**Work to be completed**:
The data below needs to be returned exactly, line for line.

■ ■ ■ ■

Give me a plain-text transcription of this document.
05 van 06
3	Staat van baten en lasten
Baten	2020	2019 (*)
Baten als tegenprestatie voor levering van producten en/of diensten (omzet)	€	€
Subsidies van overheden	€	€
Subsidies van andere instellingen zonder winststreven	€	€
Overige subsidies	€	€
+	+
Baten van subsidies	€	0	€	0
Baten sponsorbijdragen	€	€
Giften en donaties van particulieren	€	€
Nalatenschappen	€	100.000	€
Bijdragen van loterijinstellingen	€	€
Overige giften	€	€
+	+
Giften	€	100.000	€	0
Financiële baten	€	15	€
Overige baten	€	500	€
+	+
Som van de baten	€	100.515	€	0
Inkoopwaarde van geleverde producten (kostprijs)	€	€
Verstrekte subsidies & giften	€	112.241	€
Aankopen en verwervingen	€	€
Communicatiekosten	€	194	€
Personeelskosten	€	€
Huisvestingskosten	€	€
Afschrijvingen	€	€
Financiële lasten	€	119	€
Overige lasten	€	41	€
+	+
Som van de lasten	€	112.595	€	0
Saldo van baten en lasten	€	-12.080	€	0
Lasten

■ ■ ■ ■

**Written response**:
Give me a plain-text transcription of this document.
05 van 06
3	Staat van baten en lasten
Baten	2020	2019 (*)
Baten als tegenprestatie voor levering van producten en/of diensten (omzet)	€	€
Subsidies van overheden	€	€
Subsidies van andere instellingen zonder winststreven	€	€
Overige subsidies	€	€
+	+
Baten van subsidies	€	0	€	0
Baten sponsorbijdragen	€	€
Giften en donaties van particulieren	€	€
Nalatenschappen	€	100.000	€
Bijdragen van loterijinstellingen	€	€
Overige giften	€	€
+	+
Giften	€	100.000	€	0
Financiële baten	€	15	€
Overige baten	€	500	€
+	+
Som van de baten	€	100.515	€	0
Inkoopwaarde van geleverde producten (kostprijs)	€	€
Verstrekte subsidies & giften	€	112.241	€
Aankopen en verwervingen	€	€
Communicatiekosten	€	194	€
Personeelskosten	€	€
Huisvestingskosten	€	€
Afschrijvingen	€	€
Financiële lasten	€	119	€
Overige lasten	€	41	€
+	+
Som van de lasten	€	112.595	€	0
Saldo van baten en lasten	€	-12.080	€	0
Lasten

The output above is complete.